Layout element entries
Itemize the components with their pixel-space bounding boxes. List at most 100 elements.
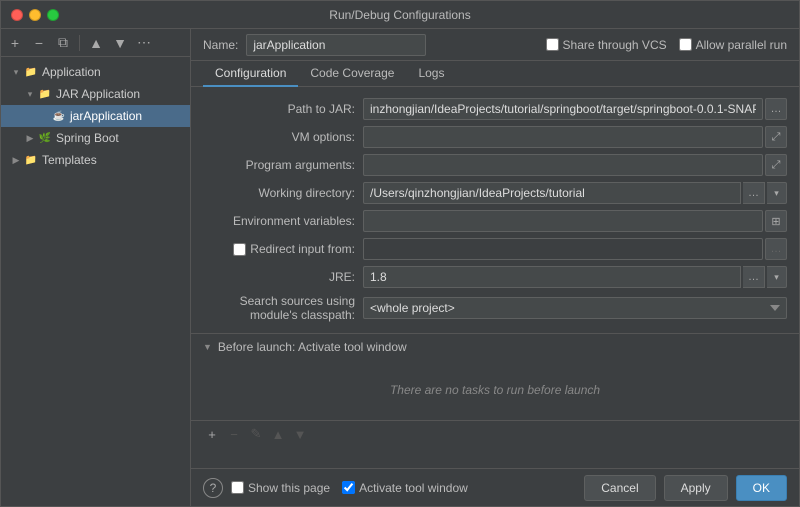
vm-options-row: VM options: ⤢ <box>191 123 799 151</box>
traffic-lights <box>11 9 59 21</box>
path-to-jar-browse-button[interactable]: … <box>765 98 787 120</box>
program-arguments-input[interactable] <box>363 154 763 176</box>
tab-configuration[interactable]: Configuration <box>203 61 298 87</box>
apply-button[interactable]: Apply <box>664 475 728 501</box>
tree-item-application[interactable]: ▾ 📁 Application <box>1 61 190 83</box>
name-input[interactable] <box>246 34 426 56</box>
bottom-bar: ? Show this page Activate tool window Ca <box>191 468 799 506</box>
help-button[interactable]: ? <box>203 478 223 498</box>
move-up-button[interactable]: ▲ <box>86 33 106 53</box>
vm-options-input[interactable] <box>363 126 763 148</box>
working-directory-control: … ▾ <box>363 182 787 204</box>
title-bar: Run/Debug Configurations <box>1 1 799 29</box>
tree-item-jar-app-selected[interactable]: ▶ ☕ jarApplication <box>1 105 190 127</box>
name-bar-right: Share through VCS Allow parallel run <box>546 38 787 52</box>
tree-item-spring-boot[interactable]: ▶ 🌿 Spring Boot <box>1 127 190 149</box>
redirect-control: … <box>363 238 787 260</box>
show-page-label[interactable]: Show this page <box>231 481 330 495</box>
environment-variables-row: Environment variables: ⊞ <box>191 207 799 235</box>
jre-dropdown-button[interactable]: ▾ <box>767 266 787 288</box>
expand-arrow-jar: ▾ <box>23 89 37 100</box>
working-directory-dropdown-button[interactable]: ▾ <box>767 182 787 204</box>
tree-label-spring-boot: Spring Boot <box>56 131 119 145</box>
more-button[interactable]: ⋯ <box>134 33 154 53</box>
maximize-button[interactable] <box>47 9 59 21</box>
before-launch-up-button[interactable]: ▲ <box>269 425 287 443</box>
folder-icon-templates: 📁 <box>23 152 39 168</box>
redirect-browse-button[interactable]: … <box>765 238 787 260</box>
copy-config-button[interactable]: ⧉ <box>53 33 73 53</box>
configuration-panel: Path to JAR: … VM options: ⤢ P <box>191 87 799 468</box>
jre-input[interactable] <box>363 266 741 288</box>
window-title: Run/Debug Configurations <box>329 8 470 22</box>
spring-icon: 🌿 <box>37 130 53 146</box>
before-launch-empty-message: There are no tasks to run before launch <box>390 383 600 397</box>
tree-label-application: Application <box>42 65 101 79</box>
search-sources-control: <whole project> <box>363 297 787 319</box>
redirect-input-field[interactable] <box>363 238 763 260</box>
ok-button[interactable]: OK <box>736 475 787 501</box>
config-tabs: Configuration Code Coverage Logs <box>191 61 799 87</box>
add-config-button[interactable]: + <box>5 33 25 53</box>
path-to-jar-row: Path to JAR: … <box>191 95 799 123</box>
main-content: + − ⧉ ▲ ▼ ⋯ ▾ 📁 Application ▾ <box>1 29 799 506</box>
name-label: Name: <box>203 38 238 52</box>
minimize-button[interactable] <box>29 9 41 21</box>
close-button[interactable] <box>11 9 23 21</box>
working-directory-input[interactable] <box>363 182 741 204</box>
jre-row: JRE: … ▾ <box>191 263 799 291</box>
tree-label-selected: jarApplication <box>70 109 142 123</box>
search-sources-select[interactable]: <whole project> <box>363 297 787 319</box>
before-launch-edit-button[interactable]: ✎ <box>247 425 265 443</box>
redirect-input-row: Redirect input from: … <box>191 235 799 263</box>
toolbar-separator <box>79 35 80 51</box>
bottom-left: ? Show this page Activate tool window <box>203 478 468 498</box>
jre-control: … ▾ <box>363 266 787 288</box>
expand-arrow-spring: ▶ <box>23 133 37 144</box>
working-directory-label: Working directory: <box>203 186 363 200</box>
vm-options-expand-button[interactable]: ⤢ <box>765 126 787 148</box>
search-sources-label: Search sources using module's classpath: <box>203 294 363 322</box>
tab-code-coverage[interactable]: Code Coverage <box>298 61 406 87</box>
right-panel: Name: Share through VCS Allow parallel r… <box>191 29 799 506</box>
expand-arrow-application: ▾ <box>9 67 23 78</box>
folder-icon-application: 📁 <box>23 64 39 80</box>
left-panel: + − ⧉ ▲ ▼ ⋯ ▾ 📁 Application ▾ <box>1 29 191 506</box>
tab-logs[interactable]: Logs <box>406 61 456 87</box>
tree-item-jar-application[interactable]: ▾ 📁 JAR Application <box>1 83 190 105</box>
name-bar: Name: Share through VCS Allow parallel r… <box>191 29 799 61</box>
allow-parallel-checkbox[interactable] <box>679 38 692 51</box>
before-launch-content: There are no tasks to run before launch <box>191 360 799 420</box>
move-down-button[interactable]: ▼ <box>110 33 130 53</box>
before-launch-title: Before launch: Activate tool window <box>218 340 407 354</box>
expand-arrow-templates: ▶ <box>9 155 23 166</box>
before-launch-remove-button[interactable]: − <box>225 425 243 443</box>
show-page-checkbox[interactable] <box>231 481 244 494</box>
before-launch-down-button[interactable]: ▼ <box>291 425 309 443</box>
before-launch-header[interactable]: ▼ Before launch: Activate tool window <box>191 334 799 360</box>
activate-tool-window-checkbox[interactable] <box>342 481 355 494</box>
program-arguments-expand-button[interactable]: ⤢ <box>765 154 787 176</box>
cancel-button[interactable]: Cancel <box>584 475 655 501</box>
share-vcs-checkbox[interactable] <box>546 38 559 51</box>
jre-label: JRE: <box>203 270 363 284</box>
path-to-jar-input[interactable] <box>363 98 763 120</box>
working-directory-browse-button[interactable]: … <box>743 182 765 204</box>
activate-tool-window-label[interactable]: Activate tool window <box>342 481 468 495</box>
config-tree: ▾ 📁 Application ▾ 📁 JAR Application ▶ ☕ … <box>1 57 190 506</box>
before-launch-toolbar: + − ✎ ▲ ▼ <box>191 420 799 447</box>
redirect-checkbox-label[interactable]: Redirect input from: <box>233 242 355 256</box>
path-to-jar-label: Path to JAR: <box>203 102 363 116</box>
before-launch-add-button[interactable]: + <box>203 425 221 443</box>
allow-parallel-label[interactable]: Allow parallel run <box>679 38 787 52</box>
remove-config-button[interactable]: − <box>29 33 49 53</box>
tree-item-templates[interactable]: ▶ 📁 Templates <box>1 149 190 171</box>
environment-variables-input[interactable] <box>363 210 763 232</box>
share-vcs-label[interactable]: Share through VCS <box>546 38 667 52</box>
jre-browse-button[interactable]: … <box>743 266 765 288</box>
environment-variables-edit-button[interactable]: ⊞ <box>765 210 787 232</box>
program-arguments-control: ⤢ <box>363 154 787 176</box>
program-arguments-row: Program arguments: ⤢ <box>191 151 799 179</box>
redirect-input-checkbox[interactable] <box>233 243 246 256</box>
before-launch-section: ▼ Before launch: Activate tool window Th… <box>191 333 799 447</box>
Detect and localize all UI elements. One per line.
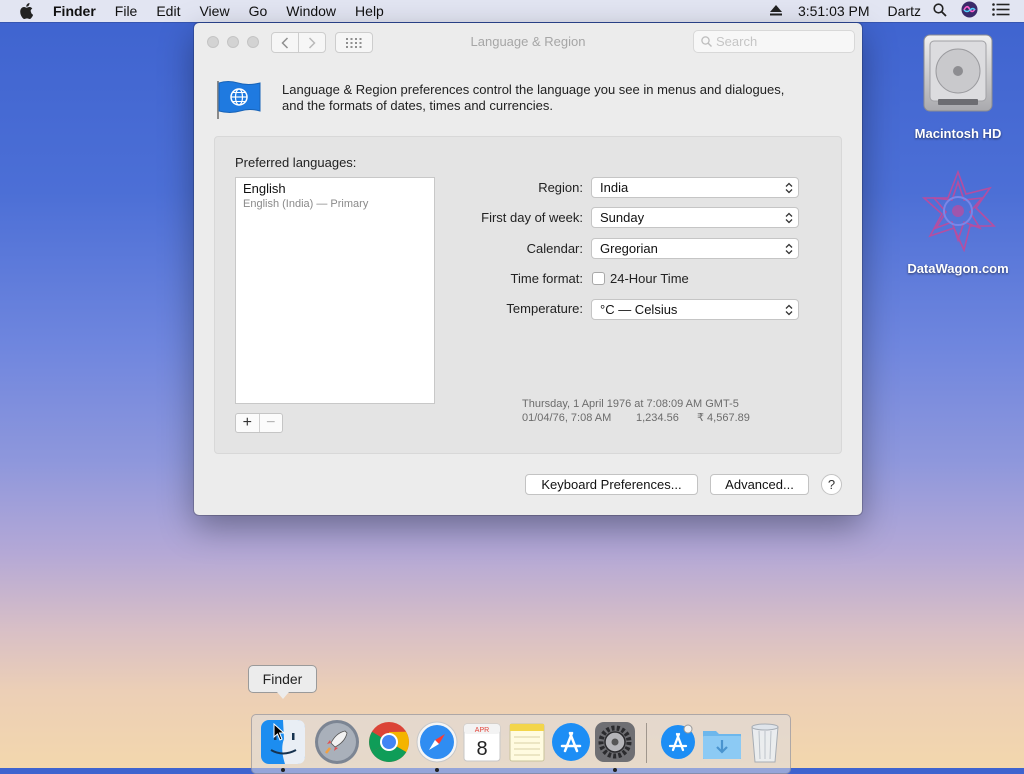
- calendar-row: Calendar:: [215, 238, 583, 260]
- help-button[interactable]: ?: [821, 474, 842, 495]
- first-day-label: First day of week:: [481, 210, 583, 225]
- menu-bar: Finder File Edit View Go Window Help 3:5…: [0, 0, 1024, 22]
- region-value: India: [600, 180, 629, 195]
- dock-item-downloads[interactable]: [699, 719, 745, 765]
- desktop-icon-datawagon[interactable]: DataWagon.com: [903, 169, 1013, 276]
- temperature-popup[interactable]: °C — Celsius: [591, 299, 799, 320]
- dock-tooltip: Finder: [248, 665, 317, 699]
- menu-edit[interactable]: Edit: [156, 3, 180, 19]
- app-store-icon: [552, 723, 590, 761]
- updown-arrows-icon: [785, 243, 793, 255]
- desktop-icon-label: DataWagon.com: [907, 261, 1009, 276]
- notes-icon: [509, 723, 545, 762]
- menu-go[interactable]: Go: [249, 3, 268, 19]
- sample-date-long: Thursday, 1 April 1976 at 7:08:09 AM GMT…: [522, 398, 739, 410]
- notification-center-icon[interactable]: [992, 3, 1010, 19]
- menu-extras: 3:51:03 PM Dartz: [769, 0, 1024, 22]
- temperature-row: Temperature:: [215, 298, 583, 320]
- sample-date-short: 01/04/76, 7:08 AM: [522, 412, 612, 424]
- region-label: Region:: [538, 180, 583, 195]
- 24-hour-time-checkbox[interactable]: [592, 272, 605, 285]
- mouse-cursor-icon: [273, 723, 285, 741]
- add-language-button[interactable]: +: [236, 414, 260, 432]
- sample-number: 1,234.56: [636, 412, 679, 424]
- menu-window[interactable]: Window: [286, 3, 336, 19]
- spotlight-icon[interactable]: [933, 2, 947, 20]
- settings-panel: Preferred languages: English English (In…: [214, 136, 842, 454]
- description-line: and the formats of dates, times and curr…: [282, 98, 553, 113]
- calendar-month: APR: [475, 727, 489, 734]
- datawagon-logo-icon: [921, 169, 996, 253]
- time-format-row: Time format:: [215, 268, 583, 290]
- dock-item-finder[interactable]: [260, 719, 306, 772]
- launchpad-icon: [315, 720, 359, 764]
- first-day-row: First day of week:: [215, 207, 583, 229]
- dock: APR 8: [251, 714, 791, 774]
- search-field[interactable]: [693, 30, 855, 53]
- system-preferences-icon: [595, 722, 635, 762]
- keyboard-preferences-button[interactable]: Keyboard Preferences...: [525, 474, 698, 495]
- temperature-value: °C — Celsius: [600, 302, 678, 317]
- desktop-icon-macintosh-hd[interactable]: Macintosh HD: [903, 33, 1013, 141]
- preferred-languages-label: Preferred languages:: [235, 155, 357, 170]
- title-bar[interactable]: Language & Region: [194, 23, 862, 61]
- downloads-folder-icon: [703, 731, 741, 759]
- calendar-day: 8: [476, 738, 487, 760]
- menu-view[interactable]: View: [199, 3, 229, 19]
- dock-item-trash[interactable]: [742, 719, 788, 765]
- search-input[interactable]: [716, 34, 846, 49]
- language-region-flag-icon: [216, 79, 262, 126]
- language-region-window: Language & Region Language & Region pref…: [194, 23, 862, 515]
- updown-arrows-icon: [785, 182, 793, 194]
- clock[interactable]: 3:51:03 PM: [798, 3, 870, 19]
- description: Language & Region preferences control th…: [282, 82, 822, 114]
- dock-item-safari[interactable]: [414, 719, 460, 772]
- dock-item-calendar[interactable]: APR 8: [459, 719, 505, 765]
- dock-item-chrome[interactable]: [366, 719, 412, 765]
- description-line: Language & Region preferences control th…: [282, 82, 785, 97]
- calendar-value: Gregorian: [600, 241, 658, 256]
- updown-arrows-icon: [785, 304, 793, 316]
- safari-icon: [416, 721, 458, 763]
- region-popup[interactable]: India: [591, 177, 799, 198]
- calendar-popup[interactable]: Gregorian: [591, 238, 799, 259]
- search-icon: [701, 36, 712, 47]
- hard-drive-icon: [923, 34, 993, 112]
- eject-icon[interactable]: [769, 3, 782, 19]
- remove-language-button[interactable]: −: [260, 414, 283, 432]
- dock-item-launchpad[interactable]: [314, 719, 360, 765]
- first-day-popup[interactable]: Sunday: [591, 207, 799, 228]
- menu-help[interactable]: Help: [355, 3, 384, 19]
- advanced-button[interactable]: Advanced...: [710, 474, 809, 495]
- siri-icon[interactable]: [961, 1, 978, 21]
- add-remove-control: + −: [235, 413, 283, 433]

**WORK REQUIRED**
Copy out the lines exactly, starting with the line that contains "vm-options-row: VM options: ⤢" and going on through the line that contains "expand-arrow-jar: ▾ <box>23 89 37 100</box>".

**TASK RESULT**
vm-options-row: VM options: ⤢ <box>191 123 799 151</box>
traffic-lights <box>11 9 59 21</box>
path-to-jar-browse-button[interactable]: … <box>765 98 787 120</box>
program-arguments-input[interactable] <box>363 154 763 176</box>
tab-configuration[interactable]: Configuration <box>203 61 298 87</box>
apply-button[interactable]: Apply <box>664 475 728 501</box>
tree-item-application[interactable]: ▾ 📁 Application <box>1 61 190 83</box>
name-input[interactable] <box>246 34 426 56</box>
bottom-bar: ? Show this page Activate tool window Ca <box>191 468 799 506</box>
help-button[interactable]: ? <box>203 478 223 498</box>
move-up-button[interactable]: ▲ <box>86 33 106 53</box>
vm-options-input[interactable] <box>363 126 763 148</box>
working-directory-control: … ▾ <box>363 182 787 204</box>
title-bar: Run/Debug Configurations <box>1 1 799 29</box>
tree-item-jar-app-selected[interactable]: ▶ ☕ jarApplication <box>1 105 190 127</box>
name-bar-right: Share through VCS Allow parallel run <box>546 38 787 52</box>
tree-item-spring-boot[interactable]: ▶ 🌿 Spring Boot <box>1 127 190 149</box>
redirect-control: … <box>363 238 787 260</box>
show-page-label[interactable]: Show this page <box>231 481 330 495</box>
environment-variables-row: Environment variables: ⊞ <box>191 207 799 235</box>
jre-dropdown-button[interactable]: ▾ <box>767 266 787 288</box>
expand-arrow-jar: ▾ <box>23 89 37 100</box>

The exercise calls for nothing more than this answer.